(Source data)
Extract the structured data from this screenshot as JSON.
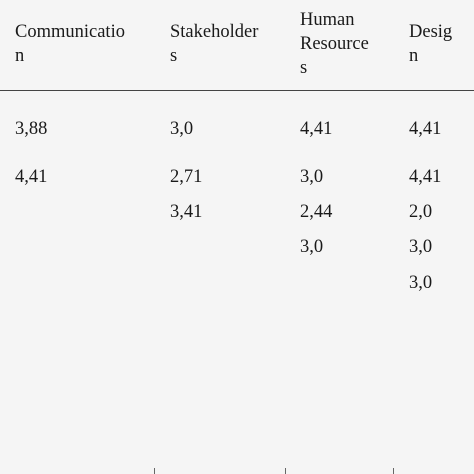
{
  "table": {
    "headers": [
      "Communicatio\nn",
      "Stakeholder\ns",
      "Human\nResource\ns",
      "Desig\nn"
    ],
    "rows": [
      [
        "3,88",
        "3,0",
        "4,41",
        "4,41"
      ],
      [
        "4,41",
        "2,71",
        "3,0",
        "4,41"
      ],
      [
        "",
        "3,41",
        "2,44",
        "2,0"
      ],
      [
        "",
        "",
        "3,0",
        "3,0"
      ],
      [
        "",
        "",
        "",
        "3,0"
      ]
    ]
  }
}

◆ Your instructions
Give back each entry exactly as it appears, with no pictures.

◆ Response below
Extract the structured data from this screenshot as JSON.
{
  "table": {
    "headers": [
      "Communicatio\nn",
      "Stakeholder\ns",
      "Human\nResource\ns",
      "Desig\nn"
    ],
    "rows": [
      [
        "3,88",
        "3,0",
        "4,41",
        "4,41"
      ],
      [
        "4,41",
        "2,71",
        "3,0",
        "4,41"
      ],
      [
        "",
        "3,41",
        "2,44",
        "2,0"
      ],
      [
        "",
        "",
        "3,0",
        "3,0"
      ],
      [
        "",
        "",
        "",
        "3,0"
      ]
    ]
  }
}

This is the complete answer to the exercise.